**WHAT YOU HAVE TO DO:**
Carry on the blog post about knitting a prayer shawl from the point where it stops.

**STUDY TEXT:**

= Beginning of Section =

Friday, April 24, 2015

Prayer Shawl

Here's a project I haven't shown you at all yet.

There is a family who attended our church until recently that is helping their son through cancer treatment. Of course we all have been praying for them, but someone at church suggested (strongly) to me that I should knit a prayer shawl for them. Her logic was that although she would like to do so, she can't knit. So I should make it.

I guess I couldn't argue with that.

I knew some of my raveled cashmere would be ideal. I know it's hand-wash but other than that, it is light, warm and compact. I didn't want to knit a huge thing that would be hard to carry around or take with them as they travel to another town to go to the hospital.

With that in mind, I searched for a smallish shawl. I wanted something pretty (of course), pretty but not too fussy, and preferably a crescent or semi-circle shape just because I've been intrigued by that lately. I found an option I liked and I would have to use two strands of the cashmere to get the right thickness.

= End of Section =

(Structured page parsing data)
= Beginning of Section =

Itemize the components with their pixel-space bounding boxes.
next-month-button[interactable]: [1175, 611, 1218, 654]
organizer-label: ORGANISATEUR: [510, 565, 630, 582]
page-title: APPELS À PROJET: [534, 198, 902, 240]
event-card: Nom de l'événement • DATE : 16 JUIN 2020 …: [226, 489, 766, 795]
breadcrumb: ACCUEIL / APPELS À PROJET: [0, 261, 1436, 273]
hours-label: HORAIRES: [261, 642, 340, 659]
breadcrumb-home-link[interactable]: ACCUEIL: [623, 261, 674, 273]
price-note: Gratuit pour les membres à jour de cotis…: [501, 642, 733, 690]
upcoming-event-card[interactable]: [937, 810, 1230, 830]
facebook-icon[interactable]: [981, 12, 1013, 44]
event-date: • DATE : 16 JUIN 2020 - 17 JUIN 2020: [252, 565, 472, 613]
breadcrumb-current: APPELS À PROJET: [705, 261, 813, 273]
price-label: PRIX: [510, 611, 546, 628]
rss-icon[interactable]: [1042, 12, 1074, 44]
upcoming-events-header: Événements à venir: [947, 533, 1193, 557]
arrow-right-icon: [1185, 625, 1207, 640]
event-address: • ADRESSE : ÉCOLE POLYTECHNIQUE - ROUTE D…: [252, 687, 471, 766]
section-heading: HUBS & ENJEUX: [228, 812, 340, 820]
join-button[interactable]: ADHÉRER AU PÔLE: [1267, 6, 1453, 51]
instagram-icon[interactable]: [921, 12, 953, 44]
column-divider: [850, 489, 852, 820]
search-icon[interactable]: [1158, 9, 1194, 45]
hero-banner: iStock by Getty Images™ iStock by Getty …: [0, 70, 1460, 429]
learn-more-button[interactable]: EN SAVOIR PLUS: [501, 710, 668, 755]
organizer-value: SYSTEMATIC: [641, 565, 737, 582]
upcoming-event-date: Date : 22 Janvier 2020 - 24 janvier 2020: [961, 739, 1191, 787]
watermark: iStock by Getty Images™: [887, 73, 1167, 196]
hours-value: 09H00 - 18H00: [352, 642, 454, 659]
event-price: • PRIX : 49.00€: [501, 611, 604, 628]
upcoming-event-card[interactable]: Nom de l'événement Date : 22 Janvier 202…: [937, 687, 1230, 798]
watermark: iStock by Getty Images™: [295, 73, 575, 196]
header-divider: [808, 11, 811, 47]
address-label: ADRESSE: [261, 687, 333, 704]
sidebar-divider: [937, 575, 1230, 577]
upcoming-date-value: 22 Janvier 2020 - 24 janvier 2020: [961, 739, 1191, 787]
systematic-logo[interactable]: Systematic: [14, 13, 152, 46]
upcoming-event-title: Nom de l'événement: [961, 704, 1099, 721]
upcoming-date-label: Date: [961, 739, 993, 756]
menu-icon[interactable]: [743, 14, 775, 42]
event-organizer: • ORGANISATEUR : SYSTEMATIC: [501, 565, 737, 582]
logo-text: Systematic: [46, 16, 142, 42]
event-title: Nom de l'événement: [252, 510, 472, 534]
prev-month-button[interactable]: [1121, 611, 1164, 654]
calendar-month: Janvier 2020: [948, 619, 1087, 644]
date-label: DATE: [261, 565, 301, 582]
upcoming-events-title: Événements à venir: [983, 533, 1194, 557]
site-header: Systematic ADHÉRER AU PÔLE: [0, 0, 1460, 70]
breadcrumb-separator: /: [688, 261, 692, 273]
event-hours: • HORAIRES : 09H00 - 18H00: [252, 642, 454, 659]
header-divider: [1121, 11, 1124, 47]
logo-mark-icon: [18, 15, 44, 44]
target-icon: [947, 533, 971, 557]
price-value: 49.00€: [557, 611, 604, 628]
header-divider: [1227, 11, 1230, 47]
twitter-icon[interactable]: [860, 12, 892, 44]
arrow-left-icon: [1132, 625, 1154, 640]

= End of Section =

**ANSWER TO THE EXERCISE:**
Since there was lace in the pattern, I decided that I would ply the two strands together. I've done some lace with two loose strands, and I don't like how it separates in the yarn overs. So I estimated how much I would need for the shawl and plied it on my drop spindle. I turns out I ran out with only about four rows to go, plus the I-cord bindoff. But I had plenty of the yarn, it just wasn't plied. Since there was no more lace, I finished the shawl with two strands that were not plied. I can't see a difference in the stocking stitch.

Part of why I liked the pattern was its interesting construction. You start by knitting the wide border that will end up along the bottom edge of the shawl:
But as you go, you increase one stitch at one edge, but leave a stitch on the needle that you don't knit. As you go along, this gives you a whole series of stitches on the one edge. Once the border is done, you have all those stitches ready for you--you don't have to go along and pick them all up. I thought it was brilliant.

The picture above shows the border just after I finished it, and you can see the stitches on the right side all ready to go, as soon as I bind off the stitches on the needle. (I was knitting it at a Coffee Break conference at that point. I was very happy to finish the border during a break so that I could move on to the stocking stitch section for the afternoon. No more looking at charts!)

(You can tell I knit the lace while I was at the conference, at meetings and at small group because there are two places where I lost my place in the chart. It's a 16 row repeat and I either skipped from row 8 back to row 1 or skipped from row 16 to 8. So I was still following the chart, but it doesn't flow quite like it should. I didn't notice until after I had the shawl blocked! But don't worry about looking for it, there's no prize if you find it. :)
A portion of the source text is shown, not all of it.